» **Stated task**: Reproduce the listing below without changes, except that pictures are left out.

begin Supplied data

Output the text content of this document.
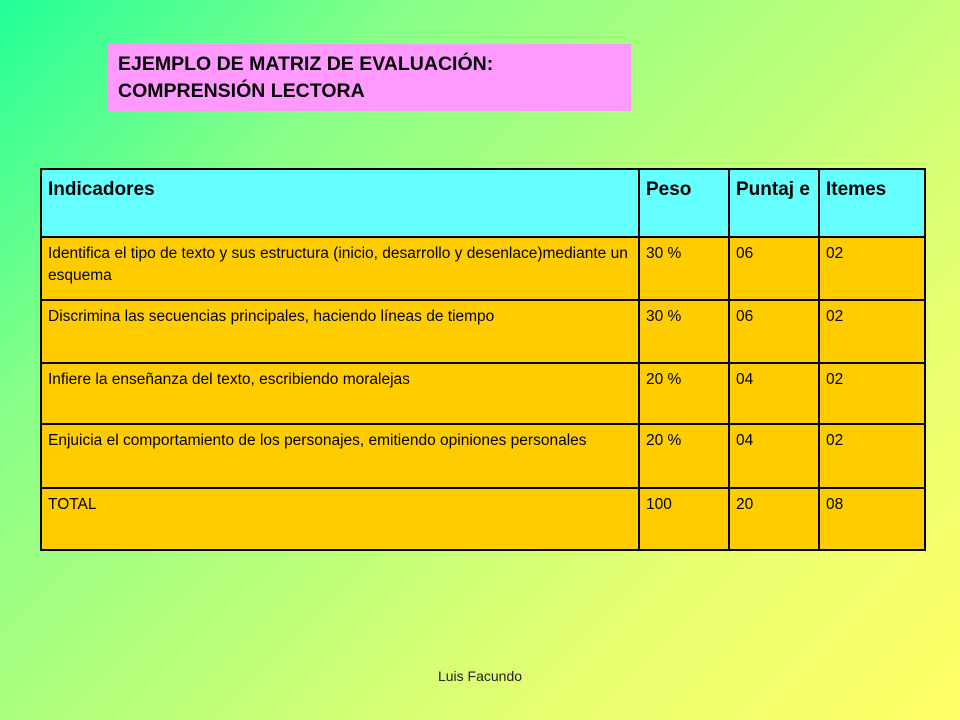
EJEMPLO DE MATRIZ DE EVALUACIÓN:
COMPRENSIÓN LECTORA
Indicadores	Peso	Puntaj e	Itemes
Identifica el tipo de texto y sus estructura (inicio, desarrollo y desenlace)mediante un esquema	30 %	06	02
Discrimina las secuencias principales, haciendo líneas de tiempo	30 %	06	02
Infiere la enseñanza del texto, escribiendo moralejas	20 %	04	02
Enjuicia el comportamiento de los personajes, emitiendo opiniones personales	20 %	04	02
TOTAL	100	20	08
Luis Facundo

end Supplied data

» **Reply to the exercise**:
Output the text content of this document.
EJEMPLO DE MATRIZ DE EVALUACIÓN:
COMPRENSIÓN LECTORA
Indicadores	Peso	Puntaj e	Itemes
Identifica el tipo de texto y sus estructura (inicio, desarrollo y desenlace)mediante un esquema	30 %	06	02
Discrimina las secuencias principales, haciendo líneas de tiempo	30 %	06	02
Infiere la enseñanza del texto, escribiendo moralejas	20 %	04	02
Enjuicia el comportamiento de los personajes, emitiendo opiniones personales	20 %	04	02
TOTAL	100	20	08
Luis Facundo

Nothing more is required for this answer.